SUPPLIED PASSAGE —
»»
# Knit-leader KL-116



## cottonspinner (Aug 15, 2011)

The manual for my Brother KnitKing KH-230 refers to a knit-leader KL-116 attachment. It shows how the leader is attached to the bed, but it doesn't say what it does. I don't have the knit-leader but I am curious.
Can someone tell me what the purpose of the leader is?
thanks


----------



## Kathleen's daughter (Jul 31, 2011)

It's like a pasta-machine that you run a graph into with the outline of the piece of the garment e.g the sleeve you intend to knit. Once the depth and width of the sample you've knitted in the tension you want is measured in terms of rows per centimetre and stitches per centimetre, then you twirl dials or whatever to correspond. As you knit row after row, the graph will feed through at a rate that matches the numbers you've fed in, and that way an exact copy of the outline can be reproduced.

It's a good thing to have.


----------



## cottonspinner (Aug 15, 2011)

Does it control the KM in any way or does it just keep track of your position in the project so that the operator can select the proper functions?
I don't see how it control the KM.
I am asking because there are two on e-bay that I might be interested in. One shows no model # but has a lot of other stuff that goes with it, and is a Brother. The other is a KL-116 that doesn't have any extras or manual.
I thought that if it only counted rows, etc. I might be able to use either.
Thanks for any help.


----------



## kyriakoulla (Jul 11, 2011)

The only thing it does is allow you to graph your pattern , and as you move across it shows you when you need to decrease or increase. It is not making a difference to your knitting. Hopes this helps


----------



## roseknit (Apr 2, 2011)

Gives a more accurate fit for your garments


----------



## boots (Jan 24, 2011)

I'm glad you asked about a Knit Leader. I have one and have never taken it out of the box. I didn't know what it was for either.


----------



## Osunny (Jan 29, 2011)
««
RECORDS SHOWN —
»»
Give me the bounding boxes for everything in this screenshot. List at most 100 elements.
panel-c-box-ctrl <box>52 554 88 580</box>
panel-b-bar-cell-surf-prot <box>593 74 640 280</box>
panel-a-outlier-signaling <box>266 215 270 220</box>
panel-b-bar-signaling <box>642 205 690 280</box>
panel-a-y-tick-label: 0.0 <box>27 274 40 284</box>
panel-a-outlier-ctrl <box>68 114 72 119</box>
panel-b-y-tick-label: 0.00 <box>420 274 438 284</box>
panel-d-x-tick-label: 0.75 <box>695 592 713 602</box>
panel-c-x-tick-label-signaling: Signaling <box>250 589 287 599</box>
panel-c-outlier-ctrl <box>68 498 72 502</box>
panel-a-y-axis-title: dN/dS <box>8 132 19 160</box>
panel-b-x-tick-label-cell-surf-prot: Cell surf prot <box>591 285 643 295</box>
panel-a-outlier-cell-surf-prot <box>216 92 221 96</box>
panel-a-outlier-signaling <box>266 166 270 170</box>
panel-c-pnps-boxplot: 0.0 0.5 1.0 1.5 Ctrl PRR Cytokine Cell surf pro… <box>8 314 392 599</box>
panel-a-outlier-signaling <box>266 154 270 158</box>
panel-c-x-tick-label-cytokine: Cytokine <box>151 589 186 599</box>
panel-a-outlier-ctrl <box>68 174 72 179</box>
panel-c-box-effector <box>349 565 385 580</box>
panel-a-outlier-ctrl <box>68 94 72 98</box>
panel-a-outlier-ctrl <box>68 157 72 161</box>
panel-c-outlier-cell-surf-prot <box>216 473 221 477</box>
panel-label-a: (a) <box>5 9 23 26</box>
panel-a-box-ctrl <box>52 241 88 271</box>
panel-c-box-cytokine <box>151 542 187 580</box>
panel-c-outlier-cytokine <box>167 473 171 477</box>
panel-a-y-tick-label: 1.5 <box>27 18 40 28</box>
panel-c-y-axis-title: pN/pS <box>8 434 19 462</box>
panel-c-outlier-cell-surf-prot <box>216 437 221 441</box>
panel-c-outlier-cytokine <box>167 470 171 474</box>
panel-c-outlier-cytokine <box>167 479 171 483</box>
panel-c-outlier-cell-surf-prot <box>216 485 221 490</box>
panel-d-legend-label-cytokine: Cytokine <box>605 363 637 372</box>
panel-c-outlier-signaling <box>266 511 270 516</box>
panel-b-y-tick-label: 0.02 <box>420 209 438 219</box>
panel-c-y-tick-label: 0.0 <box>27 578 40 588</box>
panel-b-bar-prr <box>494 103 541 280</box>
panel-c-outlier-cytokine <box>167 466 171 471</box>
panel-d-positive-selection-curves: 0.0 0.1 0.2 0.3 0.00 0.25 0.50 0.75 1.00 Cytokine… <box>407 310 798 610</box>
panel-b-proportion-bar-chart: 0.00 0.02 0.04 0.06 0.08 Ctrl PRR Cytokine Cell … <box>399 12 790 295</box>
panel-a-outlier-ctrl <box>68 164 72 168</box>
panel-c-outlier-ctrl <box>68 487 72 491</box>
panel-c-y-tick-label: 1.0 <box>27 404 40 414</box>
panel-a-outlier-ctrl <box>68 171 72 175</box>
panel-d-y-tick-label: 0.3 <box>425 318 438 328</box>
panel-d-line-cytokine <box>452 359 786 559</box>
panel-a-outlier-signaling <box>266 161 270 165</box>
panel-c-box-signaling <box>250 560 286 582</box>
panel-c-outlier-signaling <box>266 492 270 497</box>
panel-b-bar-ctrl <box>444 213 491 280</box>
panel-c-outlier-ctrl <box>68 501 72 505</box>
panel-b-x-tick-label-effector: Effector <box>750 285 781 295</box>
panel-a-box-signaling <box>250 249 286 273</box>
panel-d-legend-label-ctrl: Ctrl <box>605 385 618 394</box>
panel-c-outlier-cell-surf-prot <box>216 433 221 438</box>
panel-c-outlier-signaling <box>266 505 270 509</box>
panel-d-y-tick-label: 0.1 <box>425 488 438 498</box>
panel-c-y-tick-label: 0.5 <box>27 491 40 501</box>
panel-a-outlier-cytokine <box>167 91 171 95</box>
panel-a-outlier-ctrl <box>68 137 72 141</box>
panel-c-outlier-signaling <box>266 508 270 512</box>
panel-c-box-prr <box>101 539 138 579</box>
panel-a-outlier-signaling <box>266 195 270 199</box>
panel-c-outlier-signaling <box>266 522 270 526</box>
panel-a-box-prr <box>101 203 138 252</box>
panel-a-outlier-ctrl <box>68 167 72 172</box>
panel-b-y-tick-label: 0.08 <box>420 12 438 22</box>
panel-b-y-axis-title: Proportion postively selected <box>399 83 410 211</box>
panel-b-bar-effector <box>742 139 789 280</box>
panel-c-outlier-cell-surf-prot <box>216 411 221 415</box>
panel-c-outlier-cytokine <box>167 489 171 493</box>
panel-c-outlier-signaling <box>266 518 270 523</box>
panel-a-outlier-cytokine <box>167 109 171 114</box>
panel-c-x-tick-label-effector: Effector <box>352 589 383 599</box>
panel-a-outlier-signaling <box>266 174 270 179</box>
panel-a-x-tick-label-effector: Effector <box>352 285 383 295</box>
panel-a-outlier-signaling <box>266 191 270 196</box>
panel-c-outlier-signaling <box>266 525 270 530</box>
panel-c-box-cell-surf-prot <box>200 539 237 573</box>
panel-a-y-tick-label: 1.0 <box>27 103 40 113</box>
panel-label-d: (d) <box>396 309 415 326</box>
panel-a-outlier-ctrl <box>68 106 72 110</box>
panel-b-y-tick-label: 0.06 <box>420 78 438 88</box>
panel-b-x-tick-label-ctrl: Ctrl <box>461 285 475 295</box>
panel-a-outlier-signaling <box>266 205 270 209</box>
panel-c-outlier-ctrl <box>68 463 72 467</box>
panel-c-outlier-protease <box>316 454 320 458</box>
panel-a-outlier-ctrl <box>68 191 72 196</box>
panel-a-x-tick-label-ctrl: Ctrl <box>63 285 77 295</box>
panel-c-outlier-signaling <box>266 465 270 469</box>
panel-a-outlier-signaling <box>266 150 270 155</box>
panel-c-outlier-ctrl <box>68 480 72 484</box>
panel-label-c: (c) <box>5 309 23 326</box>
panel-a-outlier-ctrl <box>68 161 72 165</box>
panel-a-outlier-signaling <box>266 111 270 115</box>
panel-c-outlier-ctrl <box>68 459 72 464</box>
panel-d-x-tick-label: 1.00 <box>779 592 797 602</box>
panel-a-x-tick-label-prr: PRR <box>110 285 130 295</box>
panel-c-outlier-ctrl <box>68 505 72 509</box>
««
REQUESTS —
[1] Please copy the listing word for word, from its opening line through the line containing "panel-a-outlier-ctrl <box>68 114 72 119</box>", including both of those lines.
[2] Write the next part of the forum thread on the Knit-leader KL-116, picking up after its final line.

EXPECTED ANSWERS —
[1]
Give me the bounding boxes for everything in this screenshot. List at most 100 elements.
panel-c-box-ctrl <box>52 554 88 580</box>
panel-b-bar-cell-surf-prot <box>593 74 640 280</box>
panel-a-outlier-signaling <box>266 215 270 220</box>
panel-b-bar-signaling <box>642 205 690 280</box>
panel-a-y-tick-label: 0.0 <box>27 274 40 284</box>
panel-a-outlier-ctrl <box>68 114 72 119</box>

[2]
I just got a Knit Leader with a machine I just purchased. It looks like it could be interchangeable between machines. I purchased a demo model Brother KH230 28 years ago but the Knit Leader didn't come with it. I love this machine! I am thinking about purchasing a ribber for it now. I've always hand manipulated my ribbing or did mock ribbing. 

My sister in love is wanting to learn the knitting machine and I'm going to be putting her on the KH230...


----------



## GG43 (Sep 28, 2011)

What fun to read a message relating to the same problem I am trying to solve.I've attached the knit-leader but wondering if a "dress pattern" might be a good thing to trace around.Any suggestions?


----------



## Osunny (Jan 29, 2011)

GG43 said:


> What fun to read a message relating to the same problem I am trying to solve.I've attached the knit-leader but wondering if a "dress pattern" might be a good thing to trace around.Any suggestions?


I'm going to be setting mine up after this weekend and I will be following this thread. I guess I would answer your question with a question. Do you really want to make this dress? If so, go for it! As for me... I think I would go something without such an investment in yarn. Maybe a shrug with tapered arms or a smaller sweater...???

Keep up this thread so we can all learn something....


----------



## pahlfor (Jul 28, 2011)

I have one but it took paper with sprocket holes on the sides and I could not find it so I rebuilt it with rubber rollers on a metal presser roller so I can run butcher paper in it and I just finished the table today so when the finish is dry I can move it in the house set up the my Brother Profile 551 with ribber and leader and start using it. When I get it done I will have to put a photo of it on line . If you need to rebuild your leader I can show you how.


----------



## pahlfor (Jul 28, 2011)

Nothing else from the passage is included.